_PROBLEM REQUIREMENTS:_
Extract all of the data and reproduce it precisely.

(Entries taken from a collection)
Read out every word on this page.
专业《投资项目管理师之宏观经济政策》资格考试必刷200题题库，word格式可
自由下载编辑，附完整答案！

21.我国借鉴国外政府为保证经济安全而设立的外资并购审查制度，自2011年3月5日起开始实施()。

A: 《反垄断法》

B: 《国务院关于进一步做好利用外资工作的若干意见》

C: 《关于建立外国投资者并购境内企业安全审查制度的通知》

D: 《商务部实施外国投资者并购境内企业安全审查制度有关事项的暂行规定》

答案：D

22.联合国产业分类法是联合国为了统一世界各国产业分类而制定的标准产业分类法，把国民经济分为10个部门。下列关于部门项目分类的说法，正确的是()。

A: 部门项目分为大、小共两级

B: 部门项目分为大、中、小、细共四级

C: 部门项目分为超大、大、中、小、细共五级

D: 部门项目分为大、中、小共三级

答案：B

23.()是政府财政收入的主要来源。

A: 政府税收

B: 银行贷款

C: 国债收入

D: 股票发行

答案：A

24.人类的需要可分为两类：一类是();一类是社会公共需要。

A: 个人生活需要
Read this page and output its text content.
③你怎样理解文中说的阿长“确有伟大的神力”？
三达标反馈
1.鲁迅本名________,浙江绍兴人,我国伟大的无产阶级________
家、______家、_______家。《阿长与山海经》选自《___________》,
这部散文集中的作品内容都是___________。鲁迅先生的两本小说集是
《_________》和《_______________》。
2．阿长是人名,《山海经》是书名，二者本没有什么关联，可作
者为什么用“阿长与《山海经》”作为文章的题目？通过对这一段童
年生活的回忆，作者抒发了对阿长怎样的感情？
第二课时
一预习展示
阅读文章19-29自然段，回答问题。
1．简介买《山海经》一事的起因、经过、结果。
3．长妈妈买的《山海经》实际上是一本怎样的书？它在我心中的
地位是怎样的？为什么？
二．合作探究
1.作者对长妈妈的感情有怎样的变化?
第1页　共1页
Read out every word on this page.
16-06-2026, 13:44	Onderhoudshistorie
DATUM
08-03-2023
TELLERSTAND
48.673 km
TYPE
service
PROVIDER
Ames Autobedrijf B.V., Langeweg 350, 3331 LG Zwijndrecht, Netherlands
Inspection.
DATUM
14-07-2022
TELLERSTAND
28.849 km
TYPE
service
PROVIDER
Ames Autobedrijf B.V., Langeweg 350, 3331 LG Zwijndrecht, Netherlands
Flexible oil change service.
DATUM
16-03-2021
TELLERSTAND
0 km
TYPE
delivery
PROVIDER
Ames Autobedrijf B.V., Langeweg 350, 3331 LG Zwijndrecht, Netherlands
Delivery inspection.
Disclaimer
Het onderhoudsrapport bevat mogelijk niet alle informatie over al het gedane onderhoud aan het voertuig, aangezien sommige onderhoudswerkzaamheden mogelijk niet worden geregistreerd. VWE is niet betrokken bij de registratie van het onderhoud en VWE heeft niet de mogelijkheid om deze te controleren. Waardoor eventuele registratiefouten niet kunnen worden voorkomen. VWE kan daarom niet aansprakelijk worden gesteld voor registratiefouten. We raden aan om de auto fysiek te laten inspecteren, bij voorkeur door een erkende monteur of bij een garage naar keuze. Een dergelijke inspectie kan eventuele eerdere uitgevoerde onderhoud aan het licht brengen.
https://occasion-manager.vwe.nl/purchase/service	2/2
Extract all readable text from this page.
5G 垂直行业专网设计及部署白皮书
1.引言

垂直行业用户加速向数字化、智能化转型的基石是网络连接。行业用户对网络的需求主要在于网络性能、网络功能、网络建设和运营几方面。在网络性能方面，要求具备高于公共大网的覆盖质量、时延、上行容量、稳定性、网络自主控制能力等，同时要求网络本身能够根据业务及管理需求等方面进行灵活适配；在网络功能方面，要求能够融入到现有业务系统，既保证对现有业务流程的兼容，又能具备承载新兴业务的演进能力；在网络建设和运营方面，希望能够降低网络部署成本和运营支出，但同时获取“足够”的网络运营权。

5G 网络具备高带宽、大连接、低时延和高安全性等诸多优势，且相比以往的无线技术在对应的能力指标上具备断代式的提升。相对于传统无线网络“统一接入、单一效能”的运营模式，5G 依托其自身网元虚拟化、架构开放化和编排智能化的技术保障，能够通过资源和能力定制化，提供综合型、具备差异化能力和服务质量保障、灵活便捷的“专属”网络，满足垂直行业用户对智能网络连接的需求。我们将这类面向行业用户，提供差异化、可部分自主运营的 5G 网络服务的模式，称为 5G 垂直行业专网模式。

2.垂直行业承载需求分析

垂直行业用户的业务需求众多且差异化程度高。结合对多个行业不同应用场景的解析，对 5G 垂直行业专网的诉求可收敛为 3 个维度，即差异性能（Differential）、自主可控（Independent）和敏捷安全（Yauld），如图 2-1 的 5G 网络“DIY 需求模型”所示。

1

_REPLY:_
Read out every word on this page.
专业《投资项目管理师之宏观经济政策》资格考试必刷200题题库，word格式可
自由下载编辑，附完整答案！

21.我国借鉴国外政府为保证经济安全而设立的外资并购审查制度，自2011年3月5日起开始实施()。

A: 《反垄断法》

B: 《国务院关于进一步做好利用外资工作的若干意见》

C: 《关于建立外国投资者并购境内企业安全审查制度的通知》

D: 《商务部实施外国投资者并购境内企业安全审查制度有关事项的暂行规定》

答案：D

22.联合国产业分类法是联合国为了统一世界各国产业分类而制定的标准产业分类法，把国民经济分为10个部门。下列关于部门项目分类的说法，正确的是()。

A: 部门项目分为大、小共两级

B: 部门项目分为大、中、小、细共四级

C: 部门项目分为超大、大、中、小、细共五级

D: 部门项目分为大、中、小共三级

答案：B

23.()是政府财政收入的主要来源。

A: 政府税收

B: 银行贷款

C: 国债收入

D: 股票发行

答案：A

24.人类的需要可分为两类：一类是();一类是社会公共需要。

A: 个人生活需要
Read this page and output its text content.
③你怎样理解文中说的阿长“确有伟大的神力”？
三达标反馈
1.鲁迅本名________,浙江绍兴人,我国伟大的无产阶级________
家、______家、_______家。《阿长与山海经》选自《___________》,
这部散文集中的作品内容都是___________。鲁迅先生的两本小说集是
《_________》和《_______________》。
2．阿长是人名,《山海经》是书名，二者本没有什么关联，可作
者为什么用“阿长与《山海经》”作为文章的题目？通过对这一段童
年生活的回忆，作者抒发了对阿长怎样的感情？
第二课时
一预习展示
阅读文章19-29自然段，回答问题。
1．简介买《山海经》一事的起因、经过、结果。
3．长妈妈买的《山海经》实际上是一本怎样的书？它在我心中的
地位是怎样的？为什么？
二．合作探究
1.作者对长妈妈的感情有怎样的变化?
第1页　共1页
Read out every word on this page.
16-06-2026, 13:44	Onderhoudshistorie
DATUM
08-03-2023
TELLERSTAND
48.673 km
TYPE
service
PROVIDER
Ames Autobedrijf B.V., Langeweg 350, 3331 LG Zwijndrecht, Netherlands
Inspection.
DATUM
14-07-2022
TELLERSTAND
28.849 km
TYPE
service
PROVIDER
Ames Autobedrijf B.V., Langeweg 350, 3331 LG Zwijndrecht, Netherlands
Flexible oil change service.
DATUM
16-03-2021
TELLERSTAND
0 km
TYPE
delivery
PROVIDER
Ames Autobedrijf B.V., Langeweg 350, 3331 LG Zwijndrecht, Netherlands
Delivery inspection.
Disclaimer
Het onderhoudsrapport bevat mogelijk niet alle informatie over al het gedane onderhoud aan het voertuig, aangezien sommige onderhoudswerkzaamheden mogelijk niet worden geregistreerd. VWE is niet betrokken bij de registratie van het onderhoud en VWE heeft niet de mogelijkheid om deze te controleren. Waardoor eventuele registratiefouten niet kunnen worden voorkomen. VWE kan daarom niet aansprakelijk worden gesteld voor registratiefouten. We raden aan om de auto fysiek te laten inspecteren, bij voorkeur door een erkende monteur of bij een garage naar keuze. Een dergelijke inspectie kan eventuele eerdere uitgevoerde onderhoud aan het licht brengen.
https://occasion-manager.vwe.nl/purchase/service	2/2
Extract all readable text from this page.
5G 垂直行业专网设计及部署白皮书
1.引言

垂直行业用户加速向数字化、智能化转型的基石是网络连接。行业用户对网络的需求主要在于网络性能、网络功能、网络建设和运营几方面。在网络性能方面，要求具备高于公共大网的覆盖质量、时延、上行容量、稳定性、网络自主控制能力等，同时要求网络本身能够根据业务及管理需求等方面进行灵活适配；在网络功能方面，要求能够融入到现有业务系统，既保证对现有业务流程的兼容，又能具备承载新兴业务的演进能力；在网络建设和运营方面，希望能够降低网络部署成本和运营支出，但同时获取“足够”的网络运营权。

5G 网络具备高带宽、大连接、低时延和高安全性等诸多优势，且相比以往的无线技术在对应的能力指标上具备断代式的提升。相对于传统无线网络“统一接入、单一效能”的运营模式，5G 依托其自身网元虚拟化、架构开放化和编排智能化的技术保障，能够通过资源和能力定制化，提供综合型、具备差异化能力和服务质量保障、灵活便捷的“专属”网络，满足垂直行业用户对智能网络连接的需求。我们将这类面向行业用户，提供差异化、可部分自主运营的 5G 网络服务的模式，称为 5G 垂直行业专网模式。

2.垂直行业承载需求分析

垂直行业用户的业务需求众多且差异化程度高。结合对多个行业不同应用场景的解析，对 5G 垂直行业专网的诉求可收敛为 3 个维度，即差异性能（Differential）、自主可控（Independent）和敏捷安全（Yauld），如图 2-1 的 5G 网络“DIY 需求模型”所示。

1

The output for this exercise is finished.